Check each line for the string "title" and give only the count of lines that have it.

Data entries
════════
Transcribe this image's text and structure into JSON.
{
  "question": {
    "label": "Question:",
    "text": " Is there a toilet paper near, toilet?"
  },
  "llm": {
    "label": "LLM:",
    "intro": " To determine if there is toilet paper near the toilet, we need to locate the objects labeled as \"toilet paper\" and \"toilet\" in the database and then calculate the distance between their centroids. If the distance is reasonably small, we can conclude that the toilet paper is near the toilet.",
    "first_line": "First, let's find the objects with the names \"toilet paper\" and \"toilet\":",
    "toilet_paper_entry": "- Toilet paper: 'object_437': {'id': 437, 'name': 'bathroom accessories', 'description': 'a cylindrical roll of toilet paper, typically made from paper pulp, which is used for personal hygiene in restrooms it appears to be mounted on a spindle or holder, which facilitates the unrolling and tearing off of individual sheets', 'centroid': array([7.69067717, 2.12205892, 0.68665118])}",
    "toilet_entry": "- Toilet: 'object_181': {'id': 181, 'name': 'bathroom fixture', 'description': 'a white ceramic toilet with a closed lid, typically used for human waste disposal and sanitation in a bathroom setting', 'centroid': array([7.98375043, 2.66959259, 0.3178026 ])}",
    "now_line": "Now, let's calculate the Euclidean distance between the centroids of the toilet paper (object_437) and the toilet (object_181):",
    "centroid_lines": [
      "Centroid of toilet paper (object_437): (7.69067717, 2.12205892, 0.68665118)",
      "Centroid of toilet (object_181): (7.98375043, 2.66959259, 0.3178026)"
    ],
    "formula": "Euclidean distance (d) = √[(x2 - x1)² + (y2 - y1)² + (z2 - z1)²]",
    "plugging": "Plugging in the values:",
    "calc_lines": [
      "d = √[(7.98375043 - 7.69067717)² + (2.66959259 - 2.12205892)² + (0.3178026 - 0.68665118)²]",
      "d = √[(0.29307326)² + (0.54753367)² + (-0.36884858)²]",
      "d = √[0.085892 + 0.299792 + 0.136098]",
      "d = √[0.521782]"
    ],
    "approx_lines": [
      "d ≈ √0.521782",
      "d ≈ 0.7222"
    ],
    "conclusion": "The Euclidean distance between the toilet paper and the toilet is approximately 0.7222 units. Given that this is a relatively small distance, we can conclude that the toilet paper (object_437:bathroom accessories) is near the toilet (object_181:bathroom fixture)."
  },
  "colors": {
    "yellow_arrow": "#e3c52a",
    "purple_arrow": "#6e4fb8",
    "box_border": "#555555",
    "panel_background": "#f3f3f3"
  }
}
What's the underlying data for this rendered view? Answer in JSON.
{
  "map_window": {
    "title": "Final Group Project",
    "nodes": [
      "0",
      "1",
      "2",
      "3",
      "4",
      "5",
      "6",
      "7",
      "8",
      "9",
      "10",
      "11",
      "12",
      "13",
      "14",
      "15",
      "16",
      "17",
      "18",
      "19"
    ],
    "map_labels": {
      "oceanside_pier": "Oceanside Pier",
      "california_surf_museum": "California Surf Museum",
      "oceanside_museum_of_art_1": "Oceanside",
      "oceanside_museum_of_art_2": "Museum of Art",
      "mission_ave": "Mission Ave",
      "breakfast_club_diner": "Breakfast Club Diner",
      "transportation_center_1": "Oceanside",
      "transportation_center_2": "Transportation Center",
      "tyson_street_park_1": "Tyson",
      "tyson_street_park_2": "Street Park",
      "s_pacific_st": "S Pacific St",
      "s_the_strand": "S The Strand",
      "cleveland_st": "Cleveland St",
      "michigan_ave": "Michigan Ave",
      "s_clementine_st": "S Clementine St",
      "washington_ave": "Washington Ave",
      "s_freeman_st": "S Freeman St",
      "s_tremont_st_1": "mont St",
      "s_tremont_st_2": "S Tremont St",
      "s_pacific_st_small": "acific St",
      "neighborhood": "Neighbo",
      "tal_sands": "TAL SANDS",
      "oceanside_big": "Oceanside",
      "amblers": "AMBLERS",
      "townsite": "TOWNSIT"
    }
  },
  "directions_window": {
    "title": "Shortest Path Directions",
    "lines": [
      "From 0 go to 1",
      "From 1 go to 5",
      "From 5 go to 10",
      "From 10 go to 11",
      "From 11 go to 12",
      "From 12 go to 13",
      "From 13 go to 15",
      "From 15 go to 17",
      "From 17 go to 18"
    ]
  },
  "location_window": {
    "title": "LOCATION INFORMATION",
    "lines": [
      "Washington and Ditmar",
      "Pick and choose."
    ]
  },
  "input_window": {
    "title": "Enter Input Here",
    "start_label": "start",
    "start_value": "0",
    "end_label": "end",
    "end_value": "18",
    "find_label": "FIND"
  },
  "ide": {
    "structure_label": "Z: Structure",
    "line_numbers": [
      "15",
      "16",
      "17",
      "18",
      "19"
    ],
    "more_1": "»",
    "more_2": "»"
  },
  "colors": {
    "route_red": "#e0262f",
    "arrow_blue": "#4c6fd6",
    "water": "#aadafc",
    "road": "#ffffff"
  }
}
════════
• **ANSWER FOR THIS EXERCISE**
4